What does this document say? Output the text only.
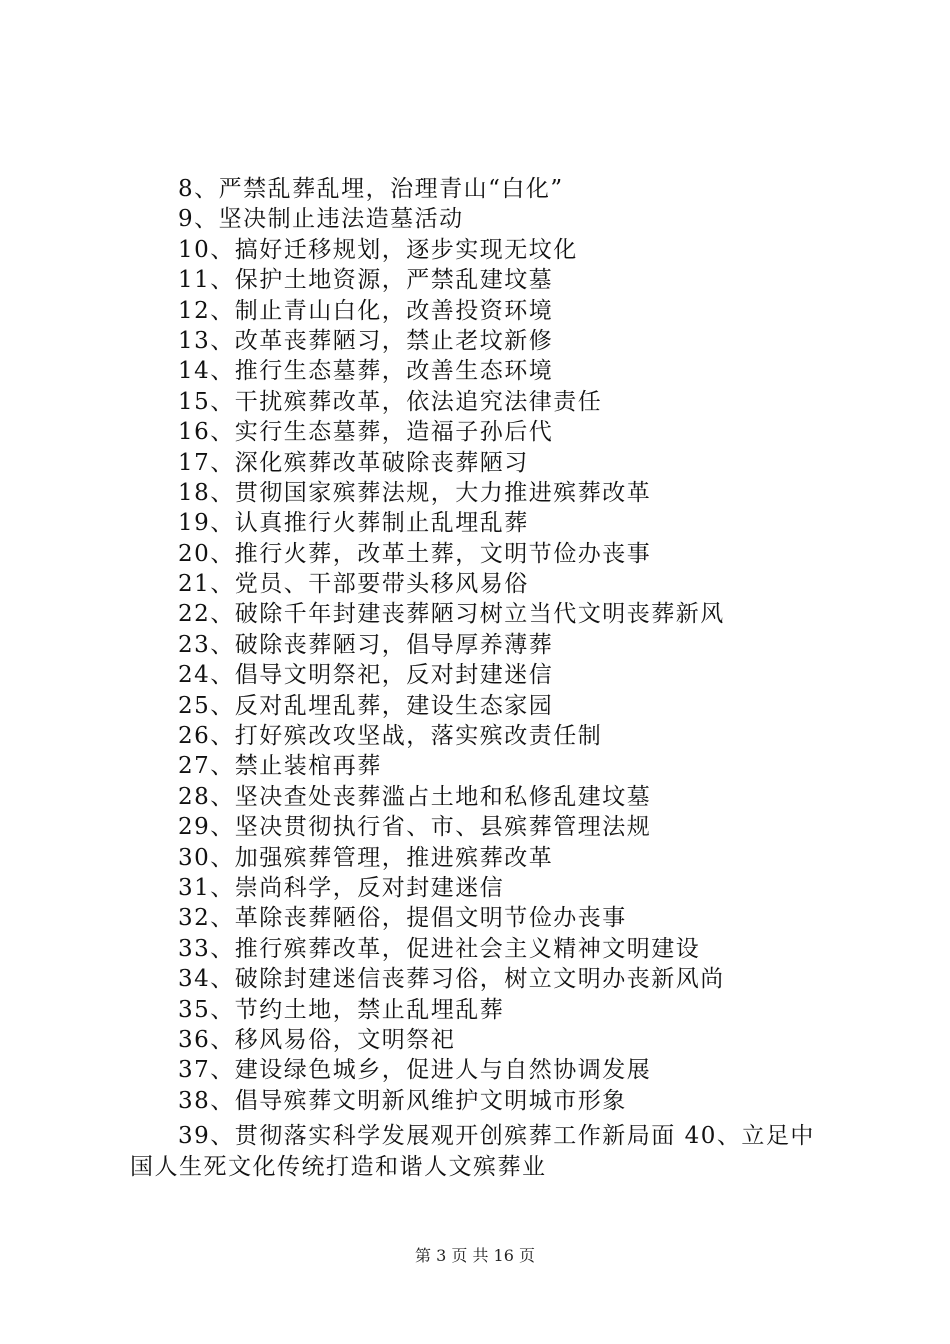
8、严禁乱葬乱埋，治理青山“白化”
9、坚决制止违法造墓活动
10、搞好迁移规划，逐步实现无坟化
11、保护土地资源，严禁乱建坟墓
12、制止青山白化，改善投资环境
13、改革丧葬陋习，禁止老坟新修
14、推行生态墓葬，改善生态环境
15、干扰殡葬改革，依法追究法律责任
16、实行生态墓葬，造福子孙后代
17、深化殡葬改革破除丧葬陋习
18、贯彻国家殡葬法规，大力推进殡葬改革
19、认真推行火葬制止乱埋乱葬
20、推行火葬，改革土葬，文明节俭办丧事
21、党员、干部要带头移风易俗
22、破除千年封建丧葬陋习树立当代文明丧葬新风
23、破除丧葬陋习，倡导厚养薄葬
24、倡导文明祭祀，反对封建迷信
25、反对乱埋乱葬，建设生态家园
26、打好殡改攻坚战，落实殡改责任制
27、禁止装棺再葬
28、坚决查处丧葬滥占土地和私修乱建坟墓
29、坚决贯彻执行省、市、县殡葬管理法规
30、加强殡葬管理，推进殡葬改革
31、崇尚科学，反对封建迷信
32、革除丧葬陋俗，提倡文明节俭办丧事
33、推行殡葬改革，促进社会主义精神文明建设
34、破除封建迷信丧葬习俗，树立文明办丧新风尚
35、节约土地，禁止乱埋乱葬
36、移风易俗，文明祭祀
37、建设绿色城乡，促进人与自然协调发展
38、倡导殡葬文明新风维护文明城市形象

39、贯彻落实科学发展观开创殡葬工作新局面 40、立足中
国人生死文化传统打造和谐人文殡葬业

第 3 页 共 16 页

» What the exercise asks:
The listing above needs to be output again exactly. Don't include the pictures.

» Problem solution:
What does this document say? Output the text only.
8、严禁乱葬乱埋，治理青山“白化”
9、坚决制止违法造墓活动
10、搞好迁移规划，逐步实现无坟化
11、保护土地资源，严禁乱建坟墓
12、制止青山白化，改善投资环境
13、改革丧葬陋习，禁止老坟新修
14、推行生态墓葬，改善生态环境
15、干扰殡葬改革，依法追究法律责任
16、实行生态墓葬，造福子孙后代
17、深化殡葬改革破除丧葬陋习
18、贯彻国家殡葬法规，大力推进殡葬改革
19、认真推行火葬制止乱埋乱葬
20、推行火葬，改革土葬，文明节俭办丧事
21、党员、干部要带头移风易俗
22、破除千年封建丧葬陋习树立当代文明丧葬新风
23、破除丧葬陋习，倡导厚养薄葬
24、倡导文明祭祀，反对封建迷信
25、反对乱埋乱葬，建设生态家园
26、打好殡改攻坚战，落实殡改责任制
27、禁止装棺再葬
28、坚决查处丧葬滥占土地和私修乱建坟墓
29、坚决贯彻执行省、市、县殡葬管理法规
30、加强殡葬管理，推进殡葬改革
31、崇尚科学，反对封建迷信
32、革除丧葬陋俗，提倡文明节俭办丧事
33、推行殡葬改革，促进社会主义精神文明建设
34、破除封建迷信丧葬习俗，树立文明办丧新风尚
35、节约土地，禁止乱埋乱葬
36、移风易俗，文明祭祀
37、建设绿色城乡，促进人与自然协调发展
38、倡导殡葬文明新风维护文明城市形象

39、贯彻落实科学发展观开创殡葬工作新局面 40、立足中
国人生死文化传统打造和谐人文殡葬业

第 3 页 共 16 页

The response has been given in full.